→ **WRITTEN TASK**:
Extract all lines containing "Velocity".

→ **DATASET**:
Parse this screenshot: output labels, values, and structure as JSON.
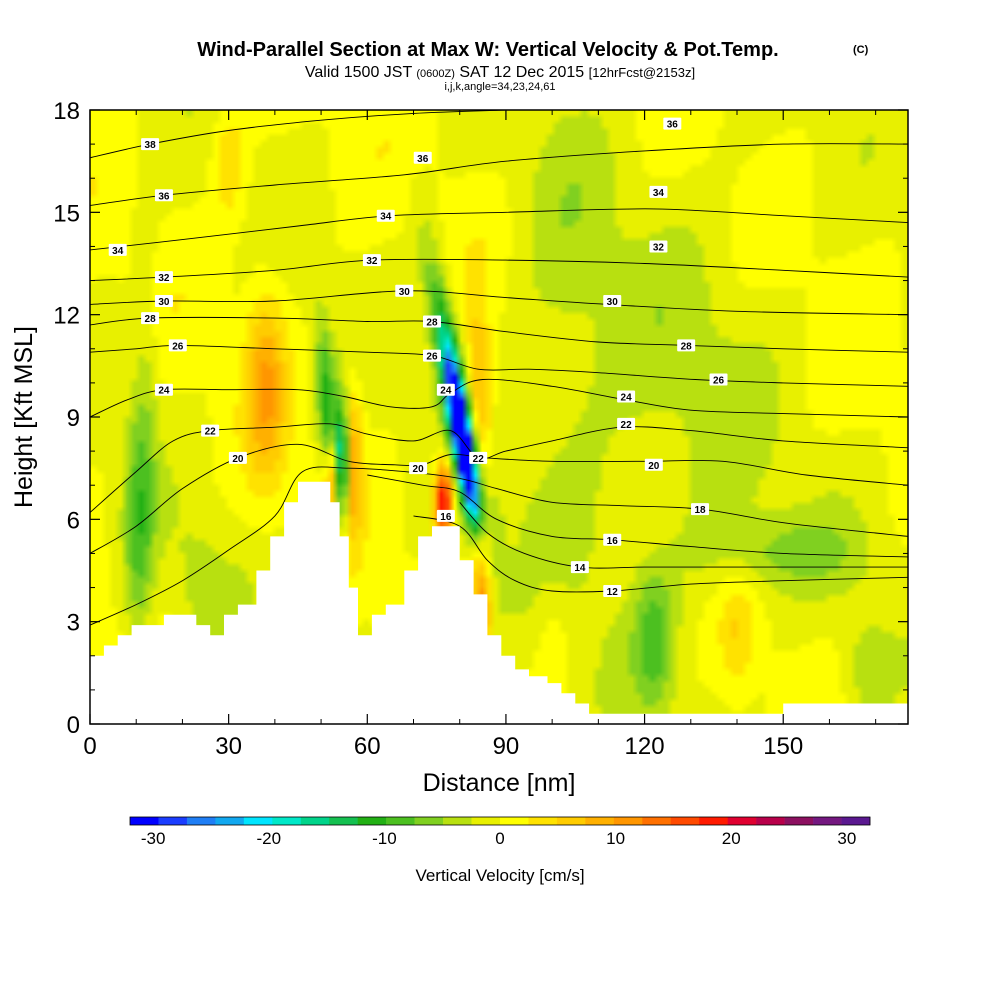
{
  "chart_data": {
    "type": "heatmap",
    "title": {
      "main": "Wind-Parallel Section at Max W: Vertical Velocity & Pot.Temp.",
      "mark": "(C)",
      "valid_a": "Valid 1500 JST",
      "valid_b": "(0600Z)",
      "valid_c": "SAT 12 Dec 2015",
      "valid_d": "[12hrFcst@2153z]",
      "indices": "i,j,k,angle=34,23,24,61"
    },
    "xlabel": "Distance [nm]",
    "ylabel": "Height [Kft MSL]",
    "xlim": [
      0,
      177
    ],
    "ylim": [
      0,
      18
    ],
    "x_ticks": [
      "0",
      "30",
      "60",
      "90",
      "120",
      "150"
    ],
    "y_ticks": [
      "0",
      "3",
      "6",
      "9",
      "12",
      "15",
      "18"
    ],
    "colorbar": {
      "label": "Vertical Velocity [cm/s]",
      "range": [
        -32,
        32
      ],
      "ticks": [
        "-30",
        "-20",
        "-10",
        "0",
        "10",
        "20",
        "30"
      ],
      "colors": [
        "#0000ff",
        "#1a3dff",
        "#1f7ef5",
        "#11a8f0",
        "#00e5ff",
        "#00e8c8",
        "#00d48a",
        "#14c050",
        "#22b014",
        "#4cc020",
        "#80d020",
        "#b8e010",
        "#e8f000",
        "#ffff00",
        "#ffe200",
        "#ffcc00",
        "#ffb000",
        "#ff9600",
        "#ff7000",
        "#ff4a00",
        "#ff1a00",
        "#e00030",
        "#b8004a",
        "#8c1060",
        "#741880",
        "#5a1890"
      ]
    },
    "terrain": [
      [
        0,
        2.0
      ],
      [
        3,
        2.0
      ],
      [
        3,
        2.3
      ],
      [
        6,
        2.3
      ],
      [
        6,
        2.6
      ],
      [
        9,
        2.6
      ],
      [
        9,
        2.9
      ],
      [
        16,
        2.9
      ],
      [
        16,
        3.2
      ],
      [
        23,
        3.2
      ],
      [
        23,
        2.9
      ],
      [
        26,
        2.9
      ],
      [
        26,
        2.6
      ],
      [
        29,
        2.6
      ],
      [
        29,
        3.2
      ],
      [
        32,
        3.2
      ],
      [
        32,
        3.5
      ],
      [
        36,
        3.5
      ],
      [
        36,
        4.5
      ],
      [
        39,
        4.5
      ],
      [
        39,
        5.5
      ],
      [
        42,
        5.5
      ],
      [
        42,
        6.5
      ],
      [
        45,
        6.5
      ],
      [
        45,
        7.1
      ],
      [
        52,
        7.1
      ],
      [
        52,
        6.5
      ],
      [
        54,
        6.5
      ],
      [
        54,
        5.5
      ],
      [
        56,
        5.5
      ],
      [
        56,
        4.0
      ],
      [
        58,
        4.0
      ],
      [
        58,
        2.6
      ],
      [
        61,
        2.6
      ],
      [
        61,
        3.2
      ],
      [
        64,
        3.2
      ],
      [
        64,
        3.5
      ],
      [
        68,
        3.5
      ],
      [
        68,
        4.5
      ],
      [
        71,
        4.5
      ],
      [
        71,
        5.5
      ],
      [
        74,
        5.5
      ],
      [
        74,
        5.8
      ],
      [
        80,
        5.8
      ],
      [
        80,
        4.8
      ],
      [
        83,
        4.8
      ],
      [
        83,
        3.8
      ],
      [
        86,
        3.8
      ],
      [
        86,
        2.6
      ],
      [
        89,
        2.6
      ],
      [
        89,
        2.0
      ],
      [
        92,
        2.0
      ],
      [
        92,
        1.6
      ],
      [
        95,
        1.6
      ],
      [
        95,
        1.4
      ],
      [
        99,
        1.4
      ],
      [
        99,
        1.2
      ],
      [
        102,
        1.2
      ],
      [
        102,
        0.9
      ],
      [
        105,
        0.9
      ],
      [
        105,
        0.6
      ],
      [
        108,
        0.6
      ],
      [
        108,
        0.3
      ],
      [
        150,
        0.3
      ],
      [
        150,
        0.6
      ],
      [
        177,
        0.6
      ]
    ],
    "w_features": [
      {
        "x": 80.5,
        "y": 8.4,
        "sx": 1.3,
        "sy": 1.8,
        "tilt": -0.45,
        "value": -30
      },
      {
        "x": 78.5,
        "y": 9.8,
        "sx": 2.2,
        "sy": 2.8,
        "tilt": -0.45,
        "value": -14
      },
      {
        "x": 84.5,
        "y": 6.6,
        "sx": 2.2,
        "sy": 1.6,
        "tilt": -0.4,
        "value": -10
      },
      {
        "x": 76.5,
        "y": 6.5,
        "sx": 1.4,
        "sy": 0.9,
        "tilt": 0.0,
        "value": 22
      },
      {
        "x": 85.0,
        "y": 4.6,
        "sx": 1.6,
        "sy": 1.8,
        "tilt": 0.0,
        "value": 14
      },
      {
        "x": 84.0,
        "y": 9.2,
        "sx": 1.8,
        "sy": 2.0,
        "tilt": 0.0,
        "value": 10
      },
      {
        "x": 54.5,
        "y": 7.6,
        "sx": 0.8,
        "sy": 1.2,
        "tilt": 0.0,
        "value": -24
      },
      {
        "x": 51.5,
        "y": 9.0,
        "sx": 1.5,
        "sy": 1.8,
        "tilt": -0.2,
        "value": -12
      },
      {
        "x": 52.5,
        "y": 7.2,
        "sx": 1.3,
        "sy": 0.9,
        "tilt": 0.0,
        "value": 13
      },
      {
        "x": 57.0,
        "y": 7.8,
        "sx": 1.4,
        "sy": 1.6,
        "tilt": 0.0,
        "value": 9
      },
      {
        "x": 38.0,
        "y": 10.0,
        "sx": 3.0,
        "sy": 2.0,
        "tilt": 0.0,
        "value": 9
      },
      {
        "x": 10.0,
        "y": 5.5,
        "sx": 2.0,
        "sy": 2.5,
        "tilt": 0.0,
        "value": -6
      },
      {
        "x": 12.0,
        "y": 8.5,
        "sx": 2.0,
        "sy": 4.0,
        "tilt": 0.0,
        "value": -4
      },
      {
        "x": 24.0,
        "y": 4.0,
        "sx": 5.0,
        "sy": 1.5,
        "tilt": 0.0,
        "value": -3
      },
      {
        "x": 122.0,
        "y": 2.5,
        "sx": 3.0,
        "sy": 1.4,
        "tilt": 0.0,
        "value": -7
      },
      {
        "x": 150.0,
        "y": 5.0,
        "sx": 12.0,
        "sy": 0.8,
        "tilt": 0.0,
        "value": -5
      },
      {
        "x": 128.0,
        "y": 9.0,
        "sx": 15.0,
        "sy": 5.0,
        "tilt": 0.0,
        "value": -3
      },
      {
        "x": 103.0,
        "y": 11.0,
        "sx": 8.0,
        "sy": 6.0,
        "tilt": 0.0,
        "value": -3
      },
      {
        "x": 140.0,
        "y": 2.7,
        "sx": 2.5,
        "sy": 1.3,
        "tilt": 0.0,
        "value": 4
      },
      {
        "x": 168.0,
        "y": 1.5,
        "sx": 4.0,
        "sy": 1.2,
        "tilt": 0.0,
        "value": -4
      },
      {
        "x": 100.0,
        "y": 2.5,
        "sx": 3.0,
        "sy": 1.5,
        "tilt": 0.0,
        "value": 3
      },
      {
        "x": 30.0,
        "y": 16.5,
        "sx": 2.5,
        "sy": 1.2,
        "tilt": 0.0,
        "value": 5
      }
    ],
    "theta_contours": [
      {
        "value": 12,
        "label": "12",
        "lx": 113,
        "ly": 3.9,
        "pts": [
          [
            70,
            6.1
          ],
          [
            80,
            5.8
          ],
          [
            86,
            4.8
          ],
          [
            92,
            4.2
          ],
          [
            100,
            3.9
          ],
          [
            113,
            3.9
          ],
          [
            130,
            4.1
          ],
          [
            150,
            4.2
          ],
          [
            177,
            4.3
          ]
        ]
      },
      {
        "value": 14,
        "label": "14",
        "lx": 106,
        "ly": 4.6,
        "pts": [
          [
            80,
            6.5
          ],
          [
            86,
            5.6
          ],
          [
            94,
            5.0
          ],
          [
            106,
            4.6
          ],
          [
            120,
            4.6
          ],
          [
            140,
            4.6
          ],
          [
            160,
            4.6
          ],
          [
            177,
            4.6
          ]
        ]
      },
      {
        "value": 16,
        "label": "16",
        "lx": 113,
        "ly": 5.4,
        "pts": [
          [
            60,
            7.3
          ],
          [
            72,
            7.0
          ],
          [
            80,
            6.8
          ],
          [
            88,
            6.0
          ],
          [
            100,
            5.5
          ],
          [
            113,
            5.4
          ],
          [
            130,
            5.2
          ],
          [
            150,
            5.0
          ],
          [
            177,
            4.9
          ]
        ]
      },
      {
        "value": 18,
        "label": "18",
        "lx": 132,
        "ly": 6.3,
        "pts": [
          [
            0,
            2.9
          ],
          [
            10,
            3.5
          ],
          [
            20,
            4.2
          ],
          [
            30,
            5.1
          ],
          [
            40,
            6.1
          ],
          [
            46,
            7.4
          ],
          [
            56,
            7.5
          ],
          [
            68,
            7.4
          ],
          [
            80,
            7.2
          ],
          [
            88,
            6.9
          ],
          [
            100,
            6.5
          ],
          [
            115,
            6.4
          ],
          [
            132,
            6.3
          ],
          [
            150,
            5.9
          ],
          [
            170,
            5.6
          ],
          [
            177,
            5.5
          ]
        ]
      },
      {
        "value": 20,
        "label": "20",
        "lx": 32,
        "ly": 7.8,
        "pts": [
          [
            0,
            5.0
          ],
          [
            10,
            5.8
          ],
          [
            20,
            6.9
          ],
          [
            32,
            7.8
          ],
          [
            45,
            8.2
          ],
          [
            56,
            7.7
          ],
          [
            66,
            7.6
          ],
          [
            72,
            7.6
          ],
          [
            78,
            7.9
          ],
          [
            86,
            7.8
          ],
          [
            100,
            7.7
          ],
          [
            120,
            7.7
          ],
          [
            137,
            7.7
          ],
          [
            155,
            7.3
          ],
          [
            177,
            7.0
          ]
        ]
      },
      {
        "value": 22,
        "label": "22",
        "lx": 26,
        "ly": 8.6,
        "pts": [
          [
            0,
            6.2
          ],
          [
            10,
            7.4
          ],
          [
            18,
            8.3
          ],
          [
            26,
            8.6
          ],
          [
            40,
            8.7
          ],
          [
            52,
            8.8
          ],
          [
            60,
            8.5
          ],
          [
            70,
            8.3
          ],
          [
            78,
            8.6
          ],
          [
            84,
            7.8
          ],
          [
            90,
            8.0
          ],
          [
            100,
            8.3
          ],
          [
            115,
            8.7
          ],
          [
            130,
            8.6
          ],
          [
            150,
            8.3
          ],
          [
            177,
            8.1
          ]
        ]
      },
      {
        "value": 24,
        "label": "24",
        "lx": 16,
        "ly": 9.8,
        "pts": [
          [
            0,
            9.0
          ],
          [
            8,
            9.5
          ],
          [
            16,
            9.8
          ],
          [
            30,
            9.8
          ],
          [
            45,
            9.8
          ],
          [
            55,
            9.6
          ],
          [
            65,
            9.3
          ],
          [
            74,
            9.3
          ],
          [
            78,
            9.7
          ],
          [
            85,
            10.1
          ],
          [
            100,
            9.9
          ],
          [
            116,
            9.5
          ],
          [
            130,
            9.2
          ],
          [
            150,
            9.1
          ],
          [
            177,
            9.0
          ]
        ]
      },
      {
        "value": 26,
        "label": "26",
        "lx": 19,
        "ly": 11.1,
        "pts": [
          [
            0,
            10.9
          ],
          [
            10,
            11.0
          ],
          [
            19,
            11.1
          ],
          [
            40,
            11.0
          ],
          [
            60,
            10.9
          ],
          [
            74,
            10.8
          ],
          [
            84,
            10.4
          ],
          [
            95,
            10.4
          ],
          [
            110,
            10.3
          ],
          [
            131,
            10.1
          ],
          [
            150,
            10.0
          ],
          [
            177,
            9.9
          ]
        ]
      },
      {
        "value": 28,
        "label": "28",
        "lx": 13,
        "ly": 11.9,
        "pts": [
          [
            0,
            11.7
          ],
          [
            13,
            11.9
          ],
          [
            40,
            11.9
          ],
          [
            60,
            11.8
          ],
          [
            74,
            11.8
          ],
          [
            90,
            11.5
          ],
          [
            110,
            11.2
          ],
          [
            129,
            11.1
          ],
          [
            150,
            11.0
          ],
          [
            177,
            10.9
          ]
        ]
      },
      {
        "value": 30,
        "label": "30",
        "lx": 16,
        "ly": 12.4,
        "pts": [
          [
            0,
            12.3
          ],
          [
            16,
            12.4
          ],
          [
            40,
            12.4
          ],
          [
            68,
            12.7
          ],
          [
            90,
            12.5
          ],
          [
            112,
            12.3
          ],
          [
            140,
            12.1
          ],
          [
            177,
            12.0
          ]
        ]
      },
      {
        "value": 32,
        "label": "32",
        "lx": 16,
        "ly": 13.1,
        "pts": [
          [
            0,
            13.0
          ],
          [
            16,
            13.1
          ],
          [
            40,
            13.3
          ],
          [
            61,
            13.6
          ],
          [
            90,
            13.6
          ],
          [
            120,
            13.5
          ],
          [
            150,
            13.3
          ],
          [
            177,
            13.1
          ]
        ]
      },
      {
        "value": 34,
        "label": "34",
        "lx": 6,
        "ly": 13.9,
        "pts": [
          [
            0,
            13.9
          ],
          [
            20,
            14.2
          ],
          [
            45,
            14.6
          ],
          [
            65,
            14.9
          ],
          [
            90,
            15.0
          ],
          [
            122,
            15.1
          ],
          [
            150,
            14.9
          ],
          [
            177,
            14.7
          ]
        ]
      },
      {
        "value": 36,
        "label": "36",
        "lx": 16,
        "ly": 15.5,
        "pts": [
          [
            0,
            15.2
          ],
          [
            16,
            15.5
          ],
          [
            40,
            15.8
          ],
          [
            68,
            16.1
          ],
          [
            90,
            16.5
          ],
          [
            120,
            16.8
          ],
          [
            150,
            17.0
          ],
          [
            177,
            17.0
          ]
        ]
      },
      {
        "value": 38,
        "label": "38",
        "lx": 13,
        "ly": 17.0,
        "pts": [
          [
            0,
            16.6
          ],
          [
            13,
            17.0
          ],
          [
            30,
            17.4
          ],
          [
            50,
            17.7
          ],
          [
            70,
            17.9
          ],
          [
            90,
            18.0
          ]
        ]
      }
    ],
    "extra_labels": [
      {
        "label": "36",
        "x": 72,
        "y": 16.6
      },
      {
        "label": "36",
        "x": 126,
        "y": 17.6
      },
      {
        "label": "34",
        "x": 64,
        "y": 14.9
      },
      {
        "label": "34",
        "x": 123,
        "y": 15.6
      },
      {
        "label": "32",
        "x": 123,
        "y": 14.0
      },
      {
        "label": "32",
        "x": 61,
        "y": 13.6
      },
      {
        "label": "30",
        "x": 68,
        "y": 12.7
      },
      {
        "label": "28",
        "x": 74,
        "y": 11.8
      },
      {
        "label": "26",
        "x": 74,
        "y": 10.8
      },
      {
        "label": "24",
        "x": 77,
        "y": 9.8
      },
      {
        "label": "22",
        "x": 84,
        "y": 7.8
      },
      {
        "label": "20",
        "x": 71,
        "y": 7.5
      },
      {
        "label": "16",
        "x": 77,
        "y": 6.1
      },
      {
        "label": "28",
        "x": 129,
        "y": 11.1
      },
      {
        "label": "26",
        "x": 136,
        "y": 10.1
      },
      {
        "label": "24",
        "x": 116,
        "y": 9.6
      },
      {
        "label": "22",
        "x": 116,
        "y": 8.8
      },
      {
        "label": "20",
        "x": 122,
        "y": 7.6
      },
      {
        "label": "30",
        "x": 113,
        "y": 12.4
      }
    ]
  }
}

==

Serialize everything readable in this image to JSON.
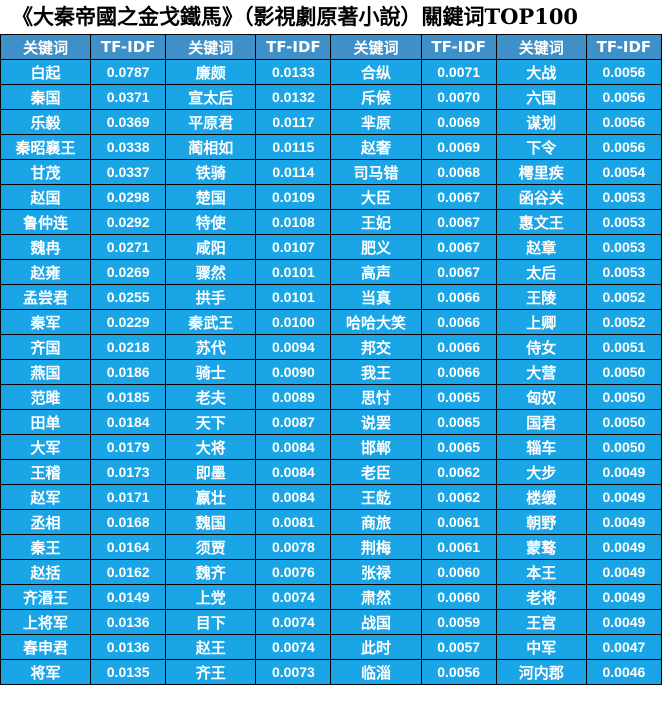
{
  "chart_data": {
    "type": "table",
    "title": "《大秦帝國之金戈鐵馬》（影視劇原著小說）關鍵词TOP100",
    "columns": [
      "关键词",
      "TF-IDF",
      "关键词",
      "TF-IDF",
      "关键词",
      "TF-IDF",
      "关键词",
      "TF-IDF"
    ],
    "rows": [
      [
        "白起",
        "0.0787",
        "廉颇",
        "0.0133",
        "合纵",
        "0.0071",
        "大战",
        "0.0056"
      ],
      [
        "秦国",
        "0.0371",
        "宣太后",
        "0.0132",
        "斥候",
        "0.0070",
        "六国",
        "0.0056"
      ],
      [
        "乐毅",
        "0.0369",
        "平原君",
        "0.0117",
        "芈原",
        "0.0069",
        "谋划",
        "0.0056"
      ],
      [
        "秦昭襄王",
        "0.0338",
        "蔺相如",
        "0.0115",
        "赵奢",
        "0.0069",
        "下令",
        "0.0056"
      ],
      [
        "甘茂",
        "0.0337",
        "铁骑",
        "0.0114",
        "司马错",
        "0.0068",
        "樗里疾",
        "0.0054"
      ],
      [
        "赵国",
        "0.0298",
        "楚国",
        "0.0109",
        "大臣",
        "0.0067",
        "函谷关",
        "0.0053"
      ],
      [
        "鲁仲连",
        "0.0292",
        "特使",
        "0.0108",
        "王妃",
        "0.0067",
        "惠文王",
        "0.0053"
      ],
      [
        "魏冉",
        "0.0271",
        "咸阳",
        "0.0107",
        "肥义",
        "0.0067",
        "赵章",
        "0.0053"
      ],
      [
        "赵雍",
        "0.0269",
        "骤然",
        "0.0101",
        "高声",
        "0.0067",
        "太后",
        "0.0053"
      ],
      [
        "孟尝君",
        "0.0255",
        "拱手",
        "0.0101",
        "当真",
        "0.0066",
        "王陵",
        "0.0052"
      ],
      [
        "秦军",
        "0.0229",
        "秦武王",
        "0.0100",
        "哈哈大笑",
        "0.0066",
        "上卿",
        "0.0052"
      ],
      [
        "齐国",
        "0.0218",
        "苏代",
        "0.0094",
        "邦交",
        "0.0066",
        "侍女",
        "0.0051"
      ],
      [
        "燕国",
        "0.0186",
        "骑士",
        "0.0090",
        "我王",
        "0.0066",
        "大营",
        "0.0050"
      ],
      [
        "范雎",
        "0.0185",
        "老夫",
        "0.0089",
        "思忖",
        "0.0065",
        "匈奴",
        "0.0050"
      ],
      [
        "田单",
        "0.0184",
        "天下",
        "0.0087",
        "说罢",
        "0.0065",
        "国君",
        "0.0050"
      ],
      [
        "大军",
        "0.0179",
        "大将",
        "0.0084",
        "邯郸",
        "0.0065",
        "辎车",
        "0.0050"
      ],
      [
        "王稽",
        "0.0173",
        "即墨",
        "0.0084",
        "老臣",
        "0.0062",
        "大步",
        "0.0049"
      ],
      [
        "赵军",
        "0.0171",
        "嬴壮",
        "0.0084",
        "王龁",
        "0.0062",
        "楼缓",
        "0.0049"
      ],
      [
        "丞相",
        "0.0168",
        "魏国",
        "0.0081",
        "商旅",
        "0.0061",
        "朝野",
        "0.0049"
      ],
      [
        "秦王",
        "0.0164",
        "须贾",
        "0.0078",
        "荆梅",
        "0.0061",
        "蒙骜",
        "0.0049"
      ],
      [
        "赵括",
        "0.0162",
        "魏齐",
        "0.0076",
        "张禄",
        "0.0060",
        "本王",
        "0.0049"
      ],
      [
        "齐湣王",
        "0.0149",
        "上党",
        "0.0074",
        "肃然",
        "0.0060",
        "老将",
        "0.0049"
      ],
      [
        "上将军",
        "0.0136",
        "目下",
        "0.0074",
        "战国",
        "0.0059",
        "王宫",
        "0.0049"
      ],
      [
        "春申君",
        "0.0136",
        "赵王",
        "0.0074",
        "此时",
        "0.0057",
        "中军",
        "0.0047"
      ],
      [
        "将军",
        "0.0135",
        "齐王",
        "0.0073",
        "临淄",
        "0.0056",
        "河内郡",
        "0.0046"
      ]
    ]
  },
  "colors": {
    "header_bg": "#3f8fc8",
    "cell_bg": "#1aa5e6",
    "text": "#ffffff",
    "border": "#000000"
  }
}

→ **PROBLEM SOLUTION**:
      "main": "Wind-Parallel Section at Max W: Vertical Velocity & Pot.Temp.",
      "label": "Vertical Velocity [cm/s]",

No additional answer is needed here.